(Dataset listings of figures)

<<<<

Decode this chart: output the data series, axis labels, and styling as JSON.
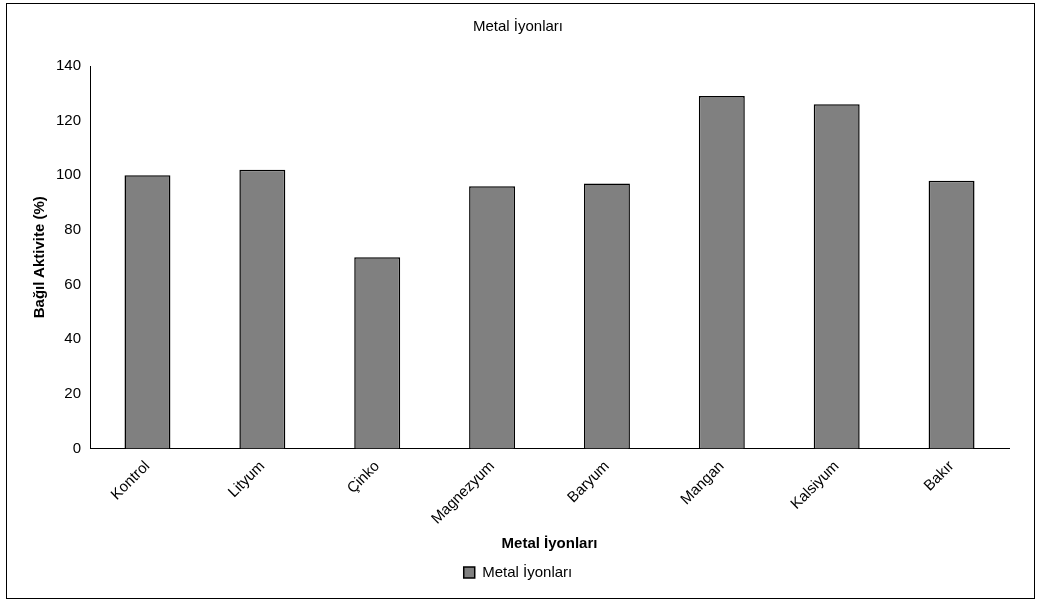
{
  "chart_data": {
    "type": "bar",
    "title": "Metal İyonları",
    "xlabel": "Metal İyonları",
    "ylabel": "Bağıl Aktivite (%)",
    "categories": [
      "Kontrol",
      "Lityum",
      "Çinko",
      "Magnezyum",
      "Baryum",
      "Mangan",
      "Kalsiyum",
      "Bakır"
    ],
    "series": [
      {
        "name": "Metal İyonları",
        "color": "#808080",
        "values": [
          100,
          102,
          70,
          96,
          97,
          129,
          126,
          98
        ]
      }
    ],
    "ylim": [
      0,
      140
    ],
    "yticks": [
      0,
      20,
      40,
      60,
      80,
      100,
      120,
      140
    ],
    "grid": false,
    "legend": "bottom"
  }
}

>>>>
<<<<

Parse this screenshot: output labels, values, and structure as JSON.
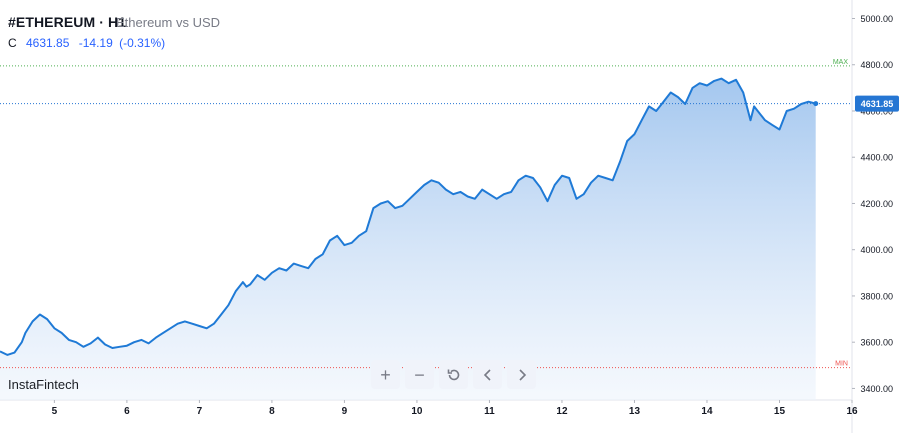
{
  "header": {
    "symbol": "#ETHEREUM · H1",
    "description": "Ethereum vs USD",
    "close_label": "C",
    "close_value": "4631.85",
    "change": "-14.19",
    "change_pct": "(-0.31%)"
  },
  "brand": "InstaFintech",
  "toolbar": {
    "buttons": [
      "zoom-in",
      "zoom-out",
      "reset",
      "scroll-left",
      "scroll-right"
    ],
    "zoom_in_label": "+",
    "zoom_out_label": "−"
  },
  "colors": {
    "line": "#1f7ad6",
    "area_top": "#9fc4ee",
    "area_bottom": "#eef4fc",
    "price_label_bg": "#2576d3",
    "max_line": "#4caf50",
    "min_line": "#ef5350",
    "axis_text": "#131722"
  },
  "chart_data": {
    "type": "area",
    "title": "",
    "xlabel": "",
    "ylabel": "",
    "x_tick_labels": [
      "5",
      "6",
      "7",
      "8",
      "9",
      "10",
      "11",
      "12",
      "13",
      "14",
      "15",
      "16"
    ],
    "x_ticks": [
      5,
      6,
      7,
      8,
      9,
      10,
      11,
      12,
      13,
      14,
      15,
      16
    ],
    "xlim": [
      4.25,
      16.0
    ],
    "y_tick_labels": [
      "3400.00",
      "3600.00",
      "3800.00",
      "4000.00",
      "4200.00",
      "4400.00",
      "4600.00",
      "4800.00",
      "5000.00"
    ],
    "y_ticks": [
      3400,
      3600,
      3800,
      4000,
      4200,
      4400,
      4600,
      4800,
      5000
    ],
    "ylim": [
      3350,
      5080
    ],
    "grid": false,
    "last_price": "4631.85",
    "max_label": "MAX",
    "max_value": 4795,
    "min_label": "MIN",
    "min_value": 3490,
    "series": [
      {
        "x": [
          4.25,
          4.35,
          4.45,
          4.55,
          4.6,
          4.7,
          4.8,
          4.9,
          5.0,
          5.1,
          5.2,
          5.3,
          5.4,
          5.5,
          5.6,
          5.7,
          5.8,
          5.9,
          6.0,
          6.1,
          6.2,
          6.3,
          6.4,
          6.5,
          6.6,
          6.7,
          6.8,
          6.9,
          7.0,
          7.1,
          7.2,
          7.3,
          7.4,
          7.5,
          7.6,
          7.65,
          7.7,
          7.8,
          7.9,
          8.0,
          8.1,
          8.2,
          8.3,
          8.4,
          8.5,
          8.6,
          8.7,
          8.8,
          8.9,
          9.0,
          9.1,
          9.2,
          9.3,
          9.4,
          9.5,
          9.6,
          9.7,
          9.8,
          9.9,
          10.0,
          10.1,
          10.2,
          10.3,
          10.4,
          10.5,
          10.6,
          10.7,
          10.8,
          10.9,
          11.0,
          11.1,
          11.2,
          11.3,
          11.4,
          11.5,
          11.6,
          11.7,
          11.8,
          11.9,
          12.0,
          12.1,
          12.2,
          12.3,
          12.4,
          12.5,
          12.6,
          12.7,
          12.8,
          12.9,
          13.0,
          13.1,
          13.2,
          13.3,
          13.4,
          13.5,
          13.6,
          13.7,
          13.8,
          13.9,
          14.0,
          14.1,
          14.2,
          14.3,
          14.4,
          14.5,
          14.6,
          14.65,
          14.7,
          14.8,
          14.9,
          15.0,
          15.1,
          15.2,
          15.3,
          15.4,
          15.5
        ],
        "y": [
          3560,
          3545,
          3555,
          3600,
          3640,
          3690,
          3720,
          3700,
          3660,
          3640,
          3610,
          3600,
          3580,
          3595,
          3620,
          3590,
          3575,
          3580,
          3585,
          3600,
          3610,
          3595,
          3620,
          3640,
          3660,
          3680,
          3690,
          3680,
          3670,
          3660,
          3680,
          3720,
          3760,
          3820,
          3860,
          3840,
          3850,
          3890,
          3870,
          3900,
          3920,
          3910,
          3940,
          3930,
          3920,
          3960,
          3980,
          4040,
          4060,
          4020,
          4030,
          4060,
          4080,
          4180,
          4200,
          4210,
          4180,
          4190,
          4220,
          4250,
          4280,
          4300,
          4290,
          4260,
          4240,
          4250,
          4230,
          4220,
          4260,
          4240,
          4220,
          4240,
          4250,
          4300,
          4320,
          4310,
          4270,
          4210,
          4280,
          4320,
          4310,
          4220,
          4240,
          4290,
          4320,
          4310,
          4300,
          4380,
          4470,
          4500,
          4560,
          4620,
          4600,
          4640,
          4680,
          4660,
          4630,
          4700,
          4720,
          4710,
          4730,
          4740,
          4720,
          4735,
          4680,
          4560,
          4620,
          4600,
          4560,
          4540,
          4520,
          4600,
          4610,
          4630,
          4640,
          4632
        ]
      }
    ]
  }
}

>>>>
<<<<

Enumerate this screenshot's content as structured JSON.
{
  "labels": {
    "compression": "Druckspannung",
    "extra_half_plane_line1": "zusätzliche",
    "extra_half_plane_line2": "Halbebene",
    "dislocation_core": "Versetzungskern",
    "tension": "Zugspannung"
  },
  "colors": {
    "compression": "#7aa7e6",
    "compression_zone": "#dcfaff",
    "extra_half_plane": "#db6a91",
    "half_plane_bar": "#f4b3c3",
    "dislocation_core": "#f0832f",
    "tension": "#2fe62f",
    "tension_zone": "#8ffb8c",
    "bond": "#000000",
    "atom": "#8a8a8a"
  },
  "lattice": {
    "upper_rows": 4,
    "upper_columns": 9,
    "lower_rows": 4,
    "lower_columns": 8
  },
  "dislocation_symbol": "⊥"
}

>>>>

REQUIREMENT:
Pull out each line containing the word "İyonları" and copy it.

SOLUTION TO THIS TASK:
    "title": "Metal İyonları",
    "xlabel": "Metal İyonları",
        "name": "Metal İyonları",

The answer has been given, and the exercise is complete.